* **Lesetext**
- - -
DGB-Bundeskongress: Harmonisches Familientreffen
Über 600 Seiten Antragswerk sind durchgestimmt und die Einheit beschworen: Am Donnerstag ist der 19. Bundeskongress des Deutschen Gewerkschaftsbundes zu Ende gegangen.
BERLIN taz | "Bruder zur Sonne zur Freiheit" tönt es durch die Halle. Zum Abschluss ihres fünftägigen Bundeskongresses singen am Donnerstag in Berlin die 400 Delegierten und Gäste des Deutschen Gewerkschaftsbund (DGB) Seite an Seite das alte Arbeiterlied. Harmonie und Schulterschluss prägten das "19. Parlament der Arbeit", ganz anders als noch 2006. Damals - die Hartz-Gesetze waren noch nicht lange in Kraft - hatten die Gewerkschaftsdelegierten anwesende Politiker gnadenlos niedergepfiffen, DGB-Vorsitzender Michael Sommer fuhr mit 78,4 Prozent sein schlechtestes Ergebnis ein und Ursula Engelen-Kefer musste in einer dramatischen Kampfabstimmung ihr Amt als Vizechefin des Gewerkschaftsbundes aufgeben.
- - -
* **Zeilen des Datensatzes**

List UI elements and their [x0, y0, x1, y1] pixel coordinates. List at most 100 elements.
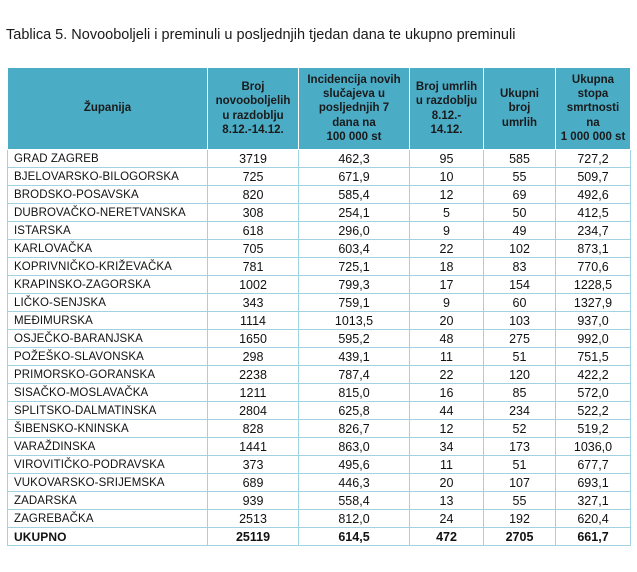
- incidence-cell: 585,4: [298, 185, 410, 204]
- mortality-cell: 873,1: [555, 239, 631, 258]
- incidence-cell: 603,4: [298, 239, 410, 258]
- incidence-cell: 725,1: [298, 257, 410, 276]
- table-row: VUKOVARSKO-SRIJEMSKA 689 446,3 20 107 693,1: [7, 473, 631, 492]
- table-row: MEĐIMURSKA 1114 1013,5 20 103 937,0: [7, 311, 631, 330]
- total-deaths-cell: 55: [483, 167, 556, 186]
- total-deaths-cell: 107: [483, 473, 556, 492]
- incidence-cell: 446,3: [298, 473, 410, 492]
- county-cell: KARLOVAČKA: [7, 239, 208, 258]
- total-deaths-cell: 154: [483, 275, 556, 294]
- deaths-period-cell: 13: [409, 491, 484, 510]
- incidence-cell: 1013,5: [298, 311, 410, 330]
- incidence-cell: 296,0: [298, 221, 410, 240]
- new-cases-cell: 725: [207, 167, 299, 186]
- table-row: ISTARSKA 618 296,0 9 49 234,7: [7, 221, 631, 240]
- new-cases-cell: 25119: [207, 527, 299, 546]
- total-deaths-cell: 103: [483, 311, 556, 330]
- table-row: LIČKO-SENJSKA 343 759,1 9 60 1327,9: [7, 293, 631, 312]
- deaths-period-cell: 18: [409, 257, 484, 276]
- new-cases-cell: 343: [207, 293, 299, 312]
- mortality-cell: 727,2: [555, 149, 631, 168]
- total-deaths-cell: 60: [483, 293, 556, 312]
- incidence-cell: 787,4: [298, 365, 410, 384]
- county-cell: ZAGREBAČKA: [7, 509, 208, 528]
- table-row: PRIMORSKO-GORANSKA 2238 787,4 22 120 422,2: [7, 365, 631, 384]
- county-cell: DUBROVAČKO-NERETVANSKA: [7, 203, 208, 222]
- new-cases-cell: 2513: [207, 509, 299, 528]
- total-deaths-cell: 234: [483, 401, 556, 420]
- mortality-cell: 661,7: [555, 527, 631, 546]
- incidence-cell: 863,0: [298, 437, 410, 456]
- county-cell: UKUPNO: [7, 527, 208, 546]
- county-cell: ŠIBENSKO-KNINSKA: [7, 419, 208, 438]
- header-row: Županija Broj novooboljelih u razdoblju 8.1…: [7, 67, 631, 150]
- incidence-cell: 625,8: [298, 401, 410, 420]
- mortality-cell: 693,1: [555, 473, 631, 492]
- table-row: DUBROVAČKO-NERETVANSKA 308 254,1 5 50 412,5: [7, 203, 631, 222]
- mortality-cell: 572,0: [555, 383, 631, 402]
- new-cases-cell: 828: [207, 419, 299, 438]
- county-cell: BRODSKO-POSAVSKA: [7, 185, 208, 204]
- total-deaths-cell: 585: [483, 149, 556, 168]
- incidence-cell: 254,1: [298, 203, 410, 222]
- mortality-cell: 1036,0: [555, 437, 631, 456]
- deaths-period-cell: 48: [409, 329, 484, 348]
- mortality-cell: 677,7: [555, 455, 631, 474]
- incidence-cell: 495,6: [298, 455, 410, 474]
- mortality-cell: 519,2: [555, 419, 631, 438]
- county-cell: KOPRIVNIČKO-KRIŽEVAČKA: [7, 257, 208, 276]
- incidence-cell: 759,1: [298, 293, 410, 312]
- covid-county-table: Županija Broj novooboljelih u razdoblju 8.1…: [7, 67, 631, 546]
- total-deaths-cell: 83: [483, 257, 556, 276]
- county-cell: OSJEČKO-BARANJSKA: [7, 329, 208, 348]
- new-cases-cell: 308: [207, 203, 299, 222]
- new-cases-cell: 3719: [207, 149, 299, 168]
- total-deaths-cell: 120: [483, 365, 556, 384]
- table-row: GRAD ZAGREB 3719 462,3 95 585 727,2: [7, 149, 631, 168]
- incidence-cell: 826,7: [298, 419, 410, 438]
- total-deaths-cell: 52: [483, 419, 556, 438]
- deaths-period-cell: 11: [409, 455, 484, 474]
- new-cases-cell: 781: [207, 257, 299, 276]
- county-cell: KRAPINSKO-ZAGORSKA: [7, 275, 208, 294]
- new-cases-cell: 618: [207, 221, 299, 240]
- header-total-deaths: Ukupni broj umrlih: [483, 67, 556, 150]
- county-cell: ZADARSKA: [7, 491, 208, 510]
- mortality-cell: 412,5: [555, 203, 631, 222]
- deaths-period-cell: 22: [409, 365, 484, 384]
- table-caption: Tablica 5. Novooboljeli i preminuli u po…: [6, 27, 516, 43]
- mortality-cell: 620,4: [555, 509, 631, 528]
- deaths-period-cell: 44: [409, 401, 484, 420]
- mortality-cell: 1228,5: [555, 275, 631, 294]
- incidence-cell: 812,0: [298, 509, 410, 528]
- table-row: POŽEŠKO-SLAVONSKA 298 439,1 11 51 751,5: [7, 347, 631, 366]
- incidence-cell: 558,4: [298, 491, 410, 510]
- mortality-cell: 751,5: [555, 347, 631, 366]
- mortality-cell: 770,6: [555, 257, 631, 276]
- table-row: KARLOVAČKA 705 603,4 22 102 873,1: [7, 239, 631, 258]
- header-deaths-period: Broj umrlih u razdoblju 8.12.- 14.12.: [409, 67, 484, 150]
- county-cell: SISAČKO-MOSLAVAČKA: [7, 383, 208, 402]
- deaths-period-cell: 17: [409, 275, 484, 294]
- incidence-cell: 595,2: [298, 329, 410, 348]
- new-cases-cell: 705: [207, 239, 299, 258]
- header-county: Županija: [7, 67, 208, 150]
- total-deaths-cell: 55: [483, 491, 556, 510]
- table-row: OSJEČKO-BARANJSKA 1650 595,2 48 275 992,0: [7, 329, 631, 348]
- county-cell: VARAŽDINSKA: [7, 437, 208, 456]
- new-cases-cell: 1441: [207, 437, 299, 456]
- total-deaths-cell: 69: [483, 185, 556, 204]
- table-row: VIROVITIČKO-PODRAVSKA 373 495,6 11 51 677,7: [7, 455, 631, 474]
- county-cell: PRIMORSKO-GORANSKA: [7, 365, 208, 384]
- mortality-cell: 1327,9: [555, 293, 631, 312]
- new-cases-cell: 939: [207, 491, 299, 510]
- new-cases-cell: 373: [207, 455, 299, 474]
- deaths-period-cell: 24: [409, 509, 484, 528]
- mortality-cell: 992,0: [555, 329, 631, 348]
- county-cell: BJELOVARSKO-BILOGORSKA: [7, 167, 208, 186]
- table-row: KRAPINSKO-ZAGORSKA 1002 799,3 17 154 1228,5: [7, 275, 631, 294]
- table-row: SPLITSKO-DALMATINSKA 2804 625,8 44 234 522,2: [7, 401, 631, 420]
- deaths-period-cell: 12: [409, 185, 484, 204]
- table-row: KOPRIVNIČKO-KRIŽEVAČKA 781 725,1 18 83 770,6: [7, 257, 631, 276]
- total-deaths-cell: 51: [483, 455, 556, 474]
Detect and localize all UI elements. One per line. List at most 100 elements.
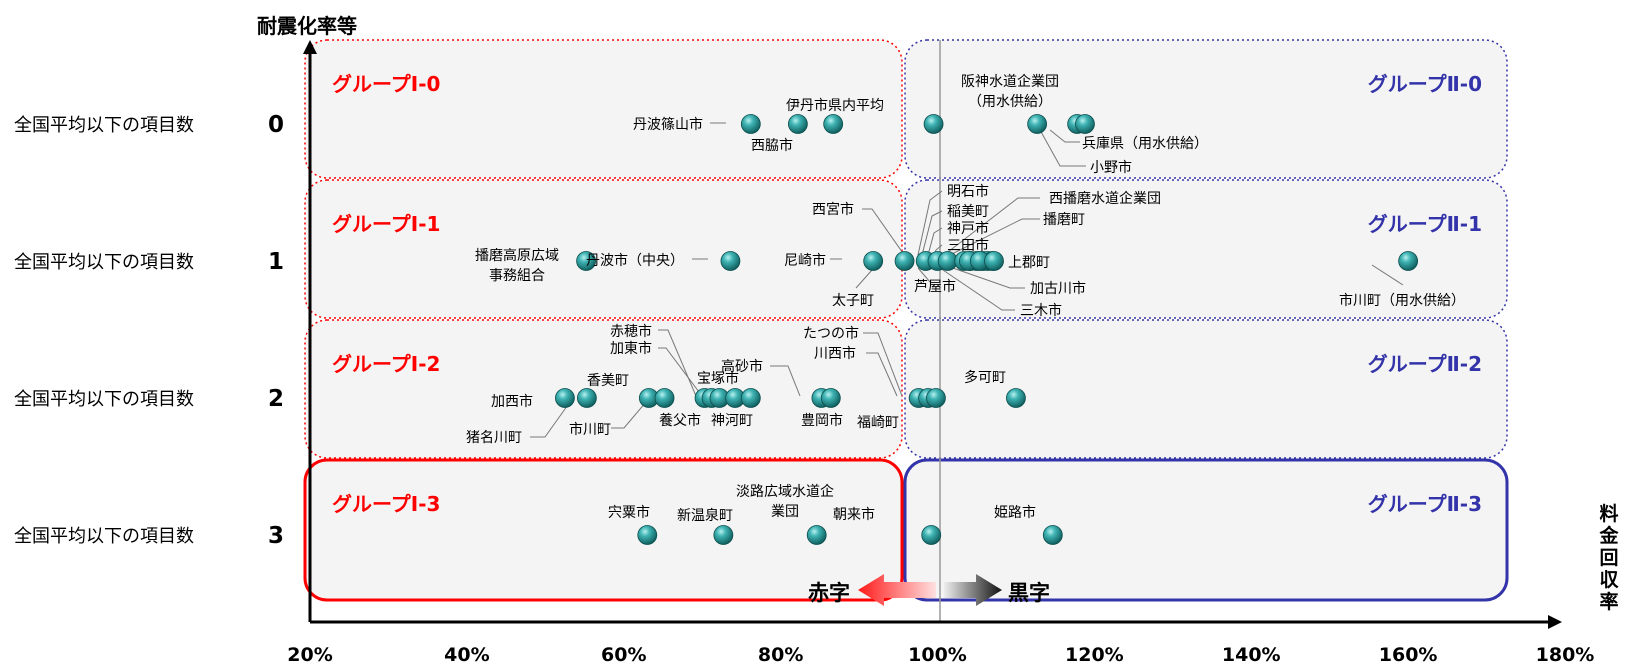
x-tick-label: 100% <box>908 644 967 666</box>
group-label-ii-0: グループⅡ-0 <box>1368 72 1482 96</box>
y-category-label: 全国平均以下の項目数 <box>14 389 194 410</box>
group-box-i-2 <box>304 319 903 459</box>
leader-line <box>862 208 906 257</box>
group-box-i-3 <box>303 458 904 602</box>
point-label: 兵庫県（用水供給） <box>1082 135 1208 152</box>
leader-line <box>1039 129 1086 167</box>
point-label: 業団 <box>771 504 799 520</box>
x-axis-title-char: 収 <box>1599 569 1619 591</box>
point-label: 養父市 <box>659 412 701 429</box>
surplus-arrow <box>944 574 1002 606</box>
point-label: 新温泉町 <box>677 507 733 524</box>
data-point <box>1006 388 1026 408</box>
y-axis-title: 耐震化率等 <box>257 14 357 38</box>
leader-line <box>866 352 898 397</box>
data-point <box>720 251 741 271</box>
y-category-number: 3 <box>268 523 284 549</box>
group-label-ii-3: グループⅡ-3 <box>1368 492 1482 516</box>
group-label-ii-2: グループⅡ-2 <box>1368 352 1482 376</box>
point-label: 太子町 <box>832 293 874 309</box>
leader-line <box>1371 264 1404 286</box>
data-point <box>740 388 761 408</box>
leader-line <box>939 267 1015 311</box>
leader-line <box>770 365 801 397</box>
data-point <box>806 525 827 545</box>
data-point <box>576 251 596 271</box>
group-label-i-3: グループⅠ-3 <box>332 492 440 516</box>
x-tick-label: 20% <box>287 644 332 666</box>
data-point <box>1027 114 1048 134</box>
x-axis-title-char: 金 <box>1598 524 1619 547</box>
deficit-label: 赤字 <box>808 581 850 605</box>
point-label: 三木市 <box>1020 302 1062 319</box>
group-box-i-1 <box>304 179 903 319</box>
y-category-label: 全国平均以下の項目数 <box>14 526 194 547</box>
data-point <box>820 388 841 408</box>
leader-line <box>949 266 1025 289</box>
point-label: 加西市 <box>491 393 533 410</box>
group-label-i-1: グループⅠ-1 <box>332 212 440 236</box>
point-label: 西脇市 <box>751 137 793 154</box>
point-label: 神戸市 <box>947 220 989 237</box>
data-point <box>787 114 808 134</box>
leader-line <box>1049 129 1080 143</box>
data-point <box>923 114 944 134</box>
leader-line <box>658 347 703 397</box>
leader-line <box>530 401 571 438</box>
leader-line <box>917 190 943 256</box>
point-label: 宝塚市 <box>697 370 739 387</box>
- - -
* **Zu erledigende Aufgaben**
(1) Schreiben Sie aus dem Bericht über den DGB-Bundeskongress die Passage von „DGB-Bundeskongress: Harmonisches Familientreffen“ bis „zu Ende gegangen.“ wortgetreu ab.
(2) Fassen Sie den Bericht über den DGB-Bundeskongress in zwei Sätzen zusammen.
(3) Führen Sie den Bericht über den DGB-Bundeskongress im Anschluss an seinen letzten Satz fort.
Die Zeilen stammen aus einer anderen Quelle.

* **Lösungen**
(1)
DGB-Bundeskongress: Harmonisches Familientreffen
Über 600 Seiten Antragswerk sind durchgestimmt und die Einheit beschworen: Am Donnerstag ist der 19. Bundeskongress des Deutschen Gewerkschaftsbundes zu Ende gegangen.

(2) Der 19. Bundeskongress des Deutschen Gewerkschaftsbundes ging am Donnerstag in Berlin nach fünf Tagen zu Ende, und zum Abschluss sangen die 400 Delegierten und Gäste gemeinsam das alte Arbeiterlied „Bruder zur Sonne zur Freiheit“. Harmonie und Schulterschluss prägten den Kongress, ganz anders als 2006, als Politiker niedergepfiffen wurden, Michael Sommer mit 78,4 Prozent sein schlechtestes Ergebnis erhielt und Ursula Engelen-Kefer ihr Amt als Vizechefin aufgeben musste.

(3)
Dieses Mal stürzte zwar DGB-Bundesvorstandsmitglied Claus Matecki bei den Wahlen ab. Er wurde mit 53,2 Prozent nur knapp im Amt bestätigt. Doch Sommer fuhr stolze 94 Prozent ein. Und nur eine einzelne Trillerpfeife störte die Rede der Bundeskanzlerin zur Eröffnung des Kongresses am Sonntag, als sie sich gegen einen flächendeckenden Mindestlohn positionierte.
Auch Arbeitsministerin Ursula von der Leyen (CDU), die am Mittwochnachmittag ein kurzes Grußwort spricht, kommt glimpflich davon: Statt Buhrufen und Pfeifkonzerten gibt es zurückhaltenden Applaus und nur vereinzelte Rufe im Saal: "Mindestlohn für alle" ertönt es, als von der Leyen zwar Mindestlöhne, aber nur für die Leiharbeitsbranche fordert.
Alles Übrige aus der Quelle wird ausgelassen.